What to produce :: Among the lines below, count those with "aprobar". Give only the number.
::: The records
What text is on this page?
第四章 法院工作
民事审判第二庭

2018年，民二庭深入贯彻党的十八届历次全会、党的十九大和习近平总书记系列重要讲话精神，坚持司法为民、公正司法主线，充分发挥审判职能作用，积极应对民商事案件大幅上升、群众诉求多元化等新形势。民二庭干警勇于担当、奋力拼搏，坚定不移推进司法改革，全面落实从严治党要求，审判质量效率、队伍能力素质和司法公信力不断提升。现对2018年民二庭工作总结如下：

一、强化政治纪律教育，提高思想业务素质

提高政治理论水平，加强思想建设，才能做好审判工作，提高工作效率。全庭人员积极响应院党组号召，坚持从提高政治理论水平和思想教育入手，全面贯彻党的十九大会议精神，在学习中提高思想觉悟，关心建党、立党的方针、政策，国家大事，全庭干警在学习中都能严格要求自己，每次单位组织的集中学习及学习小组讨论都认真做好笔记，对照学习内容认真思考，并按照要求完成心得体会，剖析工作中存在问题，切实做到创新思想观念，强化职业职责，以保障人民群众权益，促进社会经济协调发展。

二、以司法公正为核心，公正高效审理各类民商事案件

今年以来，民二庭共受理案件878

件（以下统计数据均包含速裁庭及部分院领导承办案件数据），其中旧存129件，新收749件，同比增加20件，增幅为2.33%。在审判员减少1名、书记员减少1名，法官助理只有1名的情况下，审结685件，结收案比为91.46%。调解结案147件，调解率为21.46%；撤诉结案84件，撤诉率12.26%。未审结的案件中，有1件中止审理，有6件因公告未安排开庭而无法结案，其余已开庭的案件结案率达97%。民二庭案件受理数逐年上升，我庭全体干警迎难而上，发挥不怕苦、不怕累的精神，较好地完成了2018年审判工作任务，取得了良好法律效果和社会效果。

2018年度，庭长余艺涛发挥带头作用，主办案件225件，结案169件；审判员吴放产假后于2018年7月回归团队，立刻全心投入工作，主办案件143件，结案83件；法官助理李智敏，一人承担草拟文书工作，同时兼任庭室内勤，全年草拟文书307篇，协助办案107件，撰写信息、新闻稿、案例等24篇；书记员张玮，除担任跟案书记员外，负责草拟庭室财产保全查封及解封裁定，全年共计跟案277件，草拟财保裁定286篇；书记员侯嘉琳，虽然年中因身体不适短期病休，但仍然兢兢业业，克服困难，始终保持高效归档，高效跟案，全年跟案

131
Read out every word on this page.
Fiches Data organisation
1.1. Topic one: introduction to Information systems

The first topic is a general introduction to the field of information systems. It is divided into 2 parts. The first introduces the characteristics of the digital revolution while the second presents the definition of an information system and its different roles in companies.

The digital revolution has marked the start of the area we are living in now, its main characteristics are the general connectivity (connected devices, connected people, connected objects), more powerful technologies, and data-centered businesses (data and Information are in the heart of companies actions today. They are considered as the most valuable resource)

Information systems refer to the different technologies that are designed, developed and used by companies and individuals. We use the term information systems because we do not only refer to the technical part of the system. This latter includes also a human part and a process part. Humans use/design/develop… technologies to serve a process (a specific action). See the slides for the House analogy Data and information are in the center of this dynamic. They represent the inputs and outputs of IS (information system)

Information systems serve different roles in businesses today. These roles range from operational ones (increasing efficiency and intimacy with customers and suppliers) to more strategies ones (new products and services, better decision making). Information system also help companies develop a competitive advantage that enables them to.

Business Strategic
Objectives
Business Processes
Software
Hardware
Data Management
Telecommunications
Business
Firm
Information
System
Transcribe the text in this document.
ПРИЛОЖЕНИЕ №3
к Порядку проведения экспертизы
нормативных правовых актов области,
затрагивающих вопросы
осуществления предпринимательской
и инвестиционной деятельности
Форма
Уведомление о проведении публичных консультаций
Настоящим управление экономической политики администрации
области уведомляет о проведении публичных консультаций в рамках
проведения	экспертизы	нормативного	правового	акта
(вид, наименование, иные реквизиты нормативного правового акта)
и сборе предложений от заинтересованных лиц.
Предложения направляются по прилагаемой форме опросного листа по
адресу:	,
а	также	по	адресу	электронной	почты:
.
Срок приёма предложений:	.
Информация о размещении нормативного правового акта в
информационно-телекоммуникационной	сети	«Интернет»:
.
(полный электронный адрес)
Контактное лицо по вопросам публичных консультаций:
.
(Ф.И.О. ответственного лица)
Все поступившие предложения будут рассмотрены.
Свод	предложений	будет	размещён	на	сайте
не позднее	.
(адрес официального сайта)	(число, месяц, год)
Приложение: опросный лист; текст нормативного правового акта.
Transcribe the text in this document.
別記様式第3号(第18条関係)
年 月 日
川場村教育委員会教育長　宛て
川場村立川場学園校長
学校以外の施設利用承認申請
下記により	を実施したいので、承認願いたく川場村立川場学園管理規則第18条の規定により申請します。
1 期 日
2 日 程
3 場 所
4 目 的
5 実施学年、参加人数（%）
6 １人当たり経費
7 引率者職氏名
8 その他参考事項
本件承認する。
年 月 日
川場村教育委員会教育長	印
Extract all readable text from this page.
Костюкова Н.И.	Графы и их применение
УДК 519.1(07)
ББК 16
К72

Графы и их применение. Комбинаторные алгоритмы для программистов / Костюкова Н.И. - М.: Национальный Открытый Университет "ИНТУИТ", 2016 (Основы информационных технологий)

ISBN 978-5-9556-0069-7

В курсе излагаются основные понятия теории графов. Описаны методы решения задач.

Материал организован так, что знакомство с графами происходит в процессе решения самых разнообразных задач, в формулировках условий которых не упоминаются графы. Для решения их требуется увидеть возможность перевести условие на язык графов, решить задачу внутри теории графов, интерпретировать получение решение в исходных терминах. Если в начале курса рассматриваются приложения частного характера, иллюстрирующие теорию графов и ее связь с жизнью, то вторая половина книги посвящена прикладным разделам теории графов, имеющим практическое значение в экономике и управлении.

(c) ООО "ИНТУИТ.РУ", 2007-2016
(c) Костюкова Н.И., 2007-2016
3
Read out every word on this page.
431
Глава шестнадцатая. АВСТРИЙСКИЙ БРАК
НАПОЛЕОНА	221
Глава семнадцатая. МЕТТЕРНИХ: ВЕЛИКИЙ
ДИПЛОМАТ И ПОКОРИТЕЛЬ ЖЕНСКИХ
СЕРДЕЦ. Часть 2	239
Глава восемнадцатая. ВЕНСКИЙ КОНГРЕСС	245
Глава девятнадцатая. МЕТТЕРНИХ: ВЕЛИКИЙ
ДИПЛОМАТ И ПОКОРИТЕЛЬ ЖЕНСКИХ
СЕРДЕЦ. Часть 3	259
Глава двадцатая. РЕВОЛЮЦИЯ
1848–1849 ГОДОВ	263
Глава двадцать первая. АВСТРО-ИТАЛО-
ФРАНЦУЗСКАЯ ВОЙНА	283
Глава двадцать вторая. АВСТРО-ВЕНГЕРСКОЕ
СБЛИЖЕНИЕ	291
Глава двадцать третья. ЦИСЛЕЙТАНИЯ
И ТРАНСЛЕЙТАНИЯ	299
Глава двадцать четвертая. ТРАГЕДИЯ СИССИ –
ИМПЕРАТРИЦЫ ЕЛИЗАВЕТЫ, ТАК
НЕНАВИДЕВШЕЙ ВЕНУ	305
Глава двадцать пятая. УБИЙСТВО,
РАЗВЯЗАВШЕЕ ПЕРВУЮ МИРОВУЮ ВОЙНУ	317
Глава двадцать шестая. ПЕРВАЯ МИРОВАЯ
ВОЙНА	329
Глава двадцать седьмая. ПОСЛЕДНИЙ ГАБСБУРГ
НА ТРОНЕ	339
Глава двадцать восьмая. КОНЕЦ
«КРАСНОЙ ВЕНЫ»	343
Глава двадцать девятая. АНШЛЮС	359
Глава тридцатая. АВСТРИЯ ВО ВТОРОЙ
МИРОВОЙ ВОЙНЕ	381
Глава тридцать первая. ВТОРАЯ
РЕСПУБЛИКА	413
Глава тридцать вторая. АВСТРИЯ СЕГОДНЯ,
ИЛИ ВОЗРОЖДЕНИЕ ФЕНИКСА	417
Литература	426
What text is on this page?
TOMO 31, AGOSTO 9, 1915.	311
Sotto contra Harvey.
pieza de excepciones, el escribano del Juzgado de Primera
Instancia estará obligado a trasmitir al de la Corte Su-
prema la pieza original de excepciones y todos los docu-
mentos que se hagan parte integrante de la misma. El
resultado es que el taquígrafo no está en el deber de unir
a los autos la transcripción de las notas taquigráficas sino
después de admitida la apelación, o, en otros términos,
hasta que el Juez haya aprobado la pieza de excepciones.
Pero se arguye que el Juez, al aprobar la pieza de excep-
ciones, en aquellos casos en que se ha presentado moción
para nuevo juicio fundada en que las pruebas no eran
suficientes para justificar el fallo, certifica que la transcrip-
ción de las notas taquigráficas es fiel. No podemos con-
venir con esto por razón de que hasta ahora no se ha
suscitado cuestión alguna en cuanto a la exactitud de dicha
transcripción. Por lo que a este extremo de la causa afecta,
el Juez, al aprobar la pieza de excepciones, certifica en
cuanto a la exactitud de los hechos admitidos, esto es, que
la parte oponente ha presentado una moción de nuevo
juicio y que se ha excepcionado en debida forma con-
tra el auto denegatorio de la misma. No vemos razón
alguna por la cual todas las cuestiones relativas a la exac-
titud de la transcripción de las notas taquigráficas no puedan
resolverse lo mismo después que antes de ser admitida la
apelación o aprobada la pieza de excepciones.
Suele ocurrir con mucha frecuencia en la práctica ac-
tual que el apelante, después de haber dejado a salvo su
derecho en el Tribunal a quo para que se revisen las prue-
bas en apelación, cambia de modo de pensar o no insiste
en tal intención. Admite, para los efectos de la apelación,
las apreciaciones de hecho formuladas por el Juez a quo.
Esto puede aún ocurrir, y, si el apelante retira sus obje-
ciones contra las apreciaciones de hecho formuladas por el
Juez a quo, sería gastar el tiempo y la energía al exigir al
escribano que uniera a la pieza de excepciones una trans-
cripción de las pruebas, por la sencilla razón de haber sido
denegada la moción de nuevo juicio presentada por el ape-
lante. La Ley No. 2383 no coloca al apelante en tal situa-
::::::
Task solution :: 2